Excerpted data:
____________________

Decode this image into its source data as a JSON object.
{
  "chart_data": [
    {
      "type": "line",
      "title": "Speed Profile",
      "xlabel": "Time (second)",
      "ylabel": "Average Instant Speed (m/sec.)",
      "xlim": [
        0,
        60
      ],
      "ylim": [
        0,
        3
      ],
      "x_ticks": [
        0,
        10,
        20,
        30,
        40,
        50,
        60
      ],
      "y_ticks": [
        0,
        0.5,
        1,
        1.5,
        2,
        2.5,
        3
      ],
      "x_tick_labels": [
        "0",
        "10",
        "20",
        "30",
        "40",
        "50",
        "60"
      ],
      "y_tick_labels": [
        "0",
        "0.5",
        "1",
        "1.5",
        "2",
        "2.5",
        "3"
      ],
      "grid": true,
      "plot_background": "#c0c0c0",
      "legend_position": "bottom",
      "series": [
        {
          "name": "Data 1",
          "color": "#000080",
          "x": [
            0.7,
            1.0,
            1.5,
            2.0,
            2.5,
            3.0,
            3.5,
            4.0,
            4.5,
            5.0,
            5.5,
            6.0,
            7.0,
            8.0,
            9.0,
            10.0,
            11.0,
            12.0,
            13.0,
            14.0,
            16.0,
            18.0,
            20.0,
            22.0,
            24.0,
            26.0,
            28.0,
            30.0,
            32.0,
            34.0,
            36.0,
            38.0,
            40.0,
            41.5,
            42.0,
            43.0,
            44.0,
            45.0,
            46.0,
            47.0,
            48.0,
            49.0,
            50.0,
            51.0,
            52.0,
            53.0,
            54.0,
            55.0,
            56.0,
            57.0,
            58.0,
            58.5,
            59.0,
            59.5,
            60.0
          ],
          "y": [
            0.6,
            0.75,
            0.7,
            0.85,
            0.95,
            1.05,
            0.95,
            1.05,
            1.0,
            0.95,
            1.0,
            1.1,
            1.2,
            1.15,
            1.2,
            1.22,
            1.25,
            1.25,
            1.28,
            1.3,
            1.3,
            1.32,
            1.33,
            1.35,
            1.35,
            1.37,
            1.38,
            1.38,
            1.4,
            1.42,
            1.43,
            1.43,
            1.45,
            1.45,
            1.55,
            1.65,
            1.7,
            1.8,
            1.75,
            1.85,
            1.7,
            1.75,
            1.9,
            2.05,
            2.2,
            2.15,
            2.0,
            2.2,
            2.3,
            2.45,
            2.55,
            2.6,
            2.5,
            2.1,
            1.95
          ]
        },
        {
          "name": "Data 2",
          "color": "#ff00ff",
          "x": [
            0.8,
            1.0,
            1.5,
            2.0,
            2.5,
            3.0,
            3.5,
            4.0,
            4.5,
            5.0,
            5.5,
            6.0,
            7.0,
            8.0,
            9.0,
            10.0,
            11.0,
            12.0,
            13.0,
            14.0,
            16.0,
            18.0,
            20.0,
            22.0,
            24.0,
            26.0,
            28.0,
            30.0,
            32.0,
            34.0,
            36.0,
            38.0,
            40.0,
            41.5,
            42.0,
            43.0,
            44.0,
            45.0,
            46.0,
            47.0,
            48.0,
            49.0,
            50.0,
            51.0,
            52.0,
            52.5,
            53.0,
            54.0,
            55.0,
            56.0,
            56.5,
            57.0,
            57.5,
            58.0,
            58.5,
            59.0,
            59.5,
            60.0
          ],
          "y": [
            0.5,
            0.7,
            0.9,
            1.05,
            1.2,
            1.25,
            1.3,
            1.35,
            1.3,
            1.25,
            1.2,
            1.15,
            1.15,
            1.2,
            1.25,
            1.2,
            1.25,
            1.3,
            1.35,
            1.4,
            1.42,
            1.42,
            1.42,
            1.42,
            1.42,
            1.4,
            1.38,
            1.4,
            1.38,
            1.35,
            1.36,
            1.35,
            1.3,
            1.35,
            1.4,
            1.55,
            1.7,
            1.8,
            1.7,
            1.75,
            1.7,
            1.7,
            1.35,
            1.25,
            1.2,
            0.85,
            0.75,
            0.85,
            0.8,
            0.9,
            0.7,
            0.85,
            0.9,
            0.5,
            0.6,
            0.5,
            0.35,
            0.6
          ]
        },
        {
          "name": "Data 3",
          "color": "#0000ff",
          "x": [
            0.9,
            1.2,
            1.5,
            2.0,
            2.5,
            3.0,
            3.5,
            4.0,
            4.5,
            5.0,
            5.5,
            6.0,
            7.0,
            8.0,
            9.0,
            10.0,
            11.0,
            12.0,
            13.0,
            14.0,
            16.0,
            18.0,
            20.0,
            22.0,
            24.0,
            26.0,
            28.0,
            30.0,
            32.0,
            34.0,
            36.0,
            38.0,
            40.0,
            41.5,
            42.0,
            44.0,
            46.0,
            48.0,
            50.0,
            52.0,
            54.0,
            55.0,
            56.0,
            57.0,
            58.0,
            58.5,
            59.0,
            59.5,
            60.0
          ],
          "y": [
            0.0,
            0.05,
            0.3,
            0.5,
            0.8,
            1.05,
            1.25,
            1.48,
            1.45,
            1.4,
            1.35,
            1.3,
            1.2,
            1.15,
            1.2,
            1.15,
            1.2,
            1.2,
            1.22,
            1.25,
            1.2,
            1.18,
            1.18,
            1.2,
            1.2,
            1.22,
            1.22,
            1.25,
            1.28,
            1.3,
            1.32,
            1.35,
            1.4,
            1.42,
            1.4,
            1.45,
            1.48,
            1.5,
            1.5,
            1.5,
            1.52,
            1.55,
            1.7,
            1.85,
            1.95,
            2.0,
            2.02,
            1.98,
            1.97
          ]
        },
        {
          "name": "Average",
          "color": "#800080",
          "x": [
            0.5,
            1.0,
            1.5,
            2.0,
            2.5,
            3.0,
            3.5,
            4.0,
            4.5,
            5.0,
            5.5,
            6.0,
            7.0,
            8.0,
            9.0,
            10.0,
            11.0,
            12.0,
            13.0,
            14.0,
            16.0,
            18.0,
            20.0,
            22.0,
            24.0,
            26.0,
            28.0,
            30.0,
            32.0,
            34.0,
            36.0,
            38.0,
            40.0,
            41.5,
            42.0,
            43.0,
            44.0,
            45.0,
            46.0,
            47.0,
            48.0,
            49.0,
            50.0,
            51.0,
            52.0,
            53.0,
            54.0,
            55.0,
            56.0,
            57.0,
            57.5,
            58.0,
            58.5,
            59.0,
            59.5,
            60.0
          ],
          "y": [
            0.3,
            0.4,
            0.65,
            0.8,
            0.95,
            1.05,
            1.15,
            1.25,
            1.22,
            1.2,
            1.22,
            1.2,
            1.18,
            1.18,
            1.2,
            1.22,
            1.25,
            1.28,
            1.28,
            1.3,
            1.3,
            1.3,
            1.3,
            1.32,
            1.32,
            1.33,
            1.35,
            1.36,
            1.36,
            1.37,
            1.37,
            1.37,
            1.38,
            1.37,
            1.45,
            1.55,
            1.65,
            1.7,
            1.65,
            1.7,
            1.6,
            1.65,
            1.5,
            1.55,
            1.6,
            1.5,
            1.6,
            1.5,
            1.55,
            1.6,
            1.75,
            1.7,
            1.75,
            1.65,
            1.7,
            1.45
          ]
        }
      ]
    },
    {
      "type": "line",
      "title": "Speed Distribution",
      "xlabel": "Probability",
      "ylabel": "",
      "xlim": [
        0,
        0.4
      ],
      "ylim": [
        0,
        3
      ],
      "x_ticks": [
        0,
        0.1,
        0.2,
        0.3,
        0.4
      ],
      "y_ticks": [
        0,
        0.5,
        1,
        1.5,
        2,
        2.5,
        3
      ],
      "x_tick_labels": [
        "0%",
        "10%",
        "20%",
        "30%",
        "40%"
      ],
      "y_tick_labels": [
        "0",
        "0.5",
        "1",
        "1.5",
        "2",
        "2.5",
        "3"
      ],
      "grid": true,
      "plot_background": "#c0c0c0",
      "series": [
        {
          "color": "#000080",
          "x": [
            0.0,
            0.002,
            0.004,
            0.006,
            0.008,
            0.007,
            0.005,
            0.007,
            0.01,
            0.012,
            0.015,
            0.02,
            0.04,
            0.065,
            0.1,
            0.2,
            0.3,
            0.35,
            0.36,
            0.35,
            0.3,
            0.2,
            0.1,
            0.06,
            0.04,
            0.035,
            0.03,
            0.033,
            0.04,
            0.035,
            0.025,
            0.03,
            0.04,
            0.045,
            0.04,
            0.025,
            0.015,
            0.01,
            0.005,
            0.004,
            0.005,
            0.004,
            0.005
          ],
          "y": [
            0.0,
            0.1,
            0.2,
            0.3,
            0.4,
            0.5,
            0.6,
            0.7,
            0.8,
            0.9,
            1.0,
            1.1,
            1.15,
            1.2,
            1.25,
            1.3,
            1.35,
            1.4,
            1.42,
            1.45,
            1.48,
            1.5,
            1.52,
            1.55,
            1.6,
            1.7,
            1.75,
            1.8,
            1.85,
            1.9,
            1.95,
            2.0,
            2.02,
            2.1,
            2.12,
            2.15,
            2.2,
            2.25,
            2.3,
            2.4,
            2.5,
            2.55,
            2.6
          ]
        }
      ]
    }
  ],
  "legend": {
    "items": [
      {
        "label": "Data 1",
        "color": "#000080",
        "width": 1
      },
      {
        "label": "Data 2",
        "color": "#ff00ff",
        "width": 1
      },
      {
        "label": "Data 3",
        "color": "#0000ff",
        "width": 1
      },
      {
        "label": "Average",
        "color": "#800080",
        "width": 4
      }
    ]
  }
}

____________________

Directions:
In the listing above, find each line with the word "color" and copy it.

Reply:
          "color": "#000080",
          "color": "#ff00ff",
          "color": "#0000ff",
          "color": "#800080",
          "color": "#000080",
        "color": "#000080",
        "color": "#ff00ff",
        "color": "#0000ff",
        "color": "#800080",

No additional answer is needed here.